Search the records for "平移后的对应点为". Copy every line where it appears.
----------------
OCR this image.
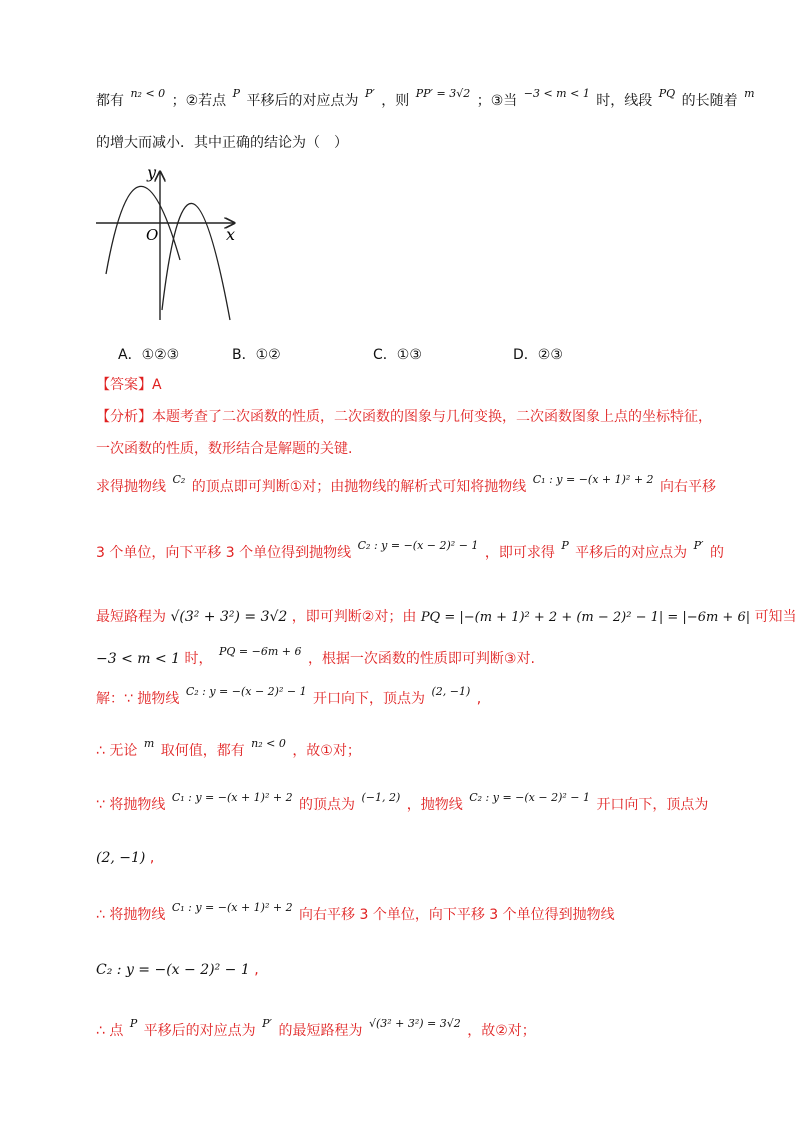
都有 $^{n_2 < 0}$ ；②若点 $^P$ 平移后的对应点为 $^{P'}$ ，则 $^{PP' = 3√2}$ ；③当 $^{-3 < m < 1}$ 时，线段 $^{PQ}$ 的长随着 $^m$
的增大而减小．其中正确的结论为（　）
y
x
O
A．①②③	B．①②	C．①③	D．②③
【答案】A
【分析】本题考查了二次函数的性质，二次函数的图象与几何变换，二次函数图象上点的坐标特征，
一次函数的性质，数形结合是解题的关键.
求得抛物线 $^{C_2}$ 的顶点即可判断①对；由抛物线的解析式可知将抛物线 $^{C_1 : y = -(x + 1)^2 + 2}$ 向右平移
3 个单位，向下平移 3 个单位得到抛物线 $^{C_2 : y = -(x - 2)^2 - 1}$ ，即可求得 $^P$ 平移后的对应点为 $^{P'}$ 的
最短路程为 √(3² + 3²) = 3√2 ，即可判断②对；由 PQ = |−(m + 1)² + 2 + (m − 2)² − 1| = |−6m + 6| 可知当
−3 < m < 1 时， $^{PQ = -6m + 6}$ ，根据一次函数的性质即可判断③对.
解：∵ 抛物线 $^{C_2 : y = -(x - 2)^2 - 1}$ 开口向下，顶点为 $^{(2, -1)}$ ,
∴ 无论 $^m$ 取何值，都有 $^{n_2 < 0}$ ，故①对；
∵ 将抛物线 $^{C_1 : y = -(x + 1)^2 + 2}$ 的顶点为 $^{(-1, 2)}$ ，抛物线 $^{C_2 : y = -(x - 2)^2 - 1}$ 开口向下，顶点为
(2, −1) ,
∴ 将抛物线 $^{C_1 : y = -(x + 1)^2 + 2}$ 向右平移 3 个单位，向下平移 3 个单位得到抛物线
C₂ : y = −(x − 2)² − 1 ,
∴ 点 $^P$ 平移后的对应点为 $^{P'}$ 的最短路程为 $^{√(3^2 + 3^2) = 3√2}$ ，故②对；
----------------
Task output:
都有 $^{n_2 < 0}$ ；②若点 $^P$ 平移后的对应点为 $^{P'}$ ，则 $^{PP' = 3√2}$ ；③当 $^{-3 < m < 1}$ 时，线段 $^{PQ}$ 的长随着 $^m$
3 个单位，向下平移 3 个单位得到抛物线 $^{C_2 : y = -(x - 2)^2 - 1}$ ，即可求得 $^P$ 平移后的对应点为 $^{P'}$ 的
∴ 点 $^P$ 平移后的对应点为 $^{P'}$ 的最短路程为 $^{√(3^2 + 3^2) = 3√2}$ ，故②对；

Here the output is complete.